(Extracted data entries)
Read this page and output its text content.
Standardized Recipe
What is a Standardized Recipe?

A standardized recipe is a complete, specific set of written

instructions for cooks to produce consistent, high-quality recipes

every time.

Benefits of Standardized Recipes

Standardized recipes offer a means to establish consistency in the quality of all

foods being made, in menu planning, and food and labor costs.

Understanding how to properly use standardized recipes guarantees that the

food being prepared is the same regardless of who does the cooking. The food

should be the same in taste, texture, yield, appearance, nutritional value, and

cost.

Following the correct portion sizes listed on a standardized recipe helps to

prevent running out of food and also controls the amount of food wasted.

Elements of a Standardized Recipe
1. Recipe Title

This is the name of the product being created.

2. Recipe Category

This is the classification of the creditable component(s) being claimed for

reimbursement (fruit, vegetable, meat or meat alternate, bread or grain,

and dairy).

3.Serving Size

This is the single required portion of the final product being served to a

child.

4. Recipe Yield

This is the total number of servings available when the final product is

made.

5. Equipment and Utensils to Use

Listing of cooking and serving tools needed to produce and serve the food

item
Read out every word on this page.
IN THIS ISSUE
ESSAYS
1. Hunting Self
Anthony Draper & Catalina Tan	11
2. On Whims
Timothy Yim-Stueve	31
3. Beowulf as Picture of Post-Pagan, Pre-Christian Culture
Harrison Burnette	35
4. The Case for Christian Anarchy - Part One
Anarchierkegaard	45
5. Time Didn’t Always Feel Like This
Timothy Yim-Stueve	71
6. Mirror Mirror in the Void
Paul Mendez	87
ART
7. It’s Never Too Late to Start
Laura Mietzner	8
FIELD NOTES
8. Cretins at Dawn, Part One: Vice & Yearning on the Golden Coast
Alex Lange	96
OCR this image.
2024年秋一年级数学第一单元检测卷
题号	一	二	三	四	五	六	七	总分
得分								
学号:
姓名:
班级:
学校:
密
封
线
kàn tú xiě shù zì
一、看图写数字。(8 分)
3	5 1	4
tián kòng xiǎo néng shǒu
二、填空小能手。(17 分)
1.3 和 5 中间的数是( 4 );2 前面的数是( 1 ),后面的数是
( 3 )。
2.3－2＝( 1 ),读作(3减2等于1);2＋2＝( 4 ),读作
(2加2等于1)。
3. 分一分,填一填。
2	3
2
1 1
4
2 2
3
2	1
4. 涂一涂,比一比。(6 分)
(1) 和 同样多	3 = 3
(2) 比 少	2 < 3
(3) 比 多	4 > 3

▶ [Written problem] Transcribe all entries exactly as they are given.

▶ [Completed task]
Read this page and output its text content.
Standardized Recipe
What is a Standardized Recipe?

A standardized recipe is a complete, specific set of written

instructions for cooks to produce consistent, high-quality recipes

every time.

Benefits of Standardized Recipes

Standardized recipes offer a means to establish consistency in the quality of all

foods being made, in menu planning, and food and labor costs.

Understanding how to properly use standardized recipes guarantees that the

food being prepared is the same regardless of who does the cooking. The food

should be the same in taste, texture, yield, appearance, nutritional value, and

cost.

Following the correct portion sizes listed on a standardized recipe helps to

prevent running out of food and also controls the amount of food wasted.

Elements of a Standardized Recipe
1. Recipe Title

This is the name of the product being created.

2. Recipe Category

This is the classification of the creditable component(s) being claimed for

reimbursement (fruit, vegetable, meat or meat alternate, bread or grain,

and dairy).

3.Serving Size

This is the single required portion of the final product being served to a

child.

4. Recipe Yield

This is the total number of servings available when the final product is

made.

5. Equipment and Utensils to Use

Listing of cooking and serving tools needed to produce and serve the food

item
Read out every word on this page.
IN THIS ISSUE
ESSAYS
1. Hunting Self
Anthony Draper & Catalina Tan	11
2. On Whims
Timothy Yim-Stueve	31
3. Beowulf as Picture of Post-Pagan, Pre-Christian Culture
Harrison Burnette	35
4. The Case for Christian Anarchy - Part One
Anarchierkegaard	45
5. Time Didn’t Always Feel Like This
Timothy Yim-Stueve	71
6. Mirror Mirror in the Void
Paul Mendez	87
ART
7. It’s Never Too Late to Start
Laura Mietzner	8
FIELD NOTES
8. Cretins at Dawn, Part One: Vice & Yearning on the Golden Coast
Alex Lange	96
OCR this image.
2024年秋一年级数学第一单元检测卷
题号	一	二	三	四	五	六	七	总分
得分								
学号:
姓名:
班级:
学校:
密
封
线
kàn tú xiě shù zì
一、看图写数字。(8 分)
3	5 1	4
tián kòng xiǎo néng shǒu
二、填空小能手。(17 分)
1.3 和 5 中间的数是( 4 );2 前面的数是( 1 ),后面的数是
( 3 )。
2.3－2＝( 1 ),读作(3减2等于1);2＋2＝( 4 ),读作
(2加2等于1)。
3. 分一分,填一填。
2	3
2
1 1
4
2 2
3
2	1
4. 涂一涂,比一比。(6 分)
(1) 和 同样多	3 = 3
(2) 比 少	2 < 3
(3) 比 多	4 > 3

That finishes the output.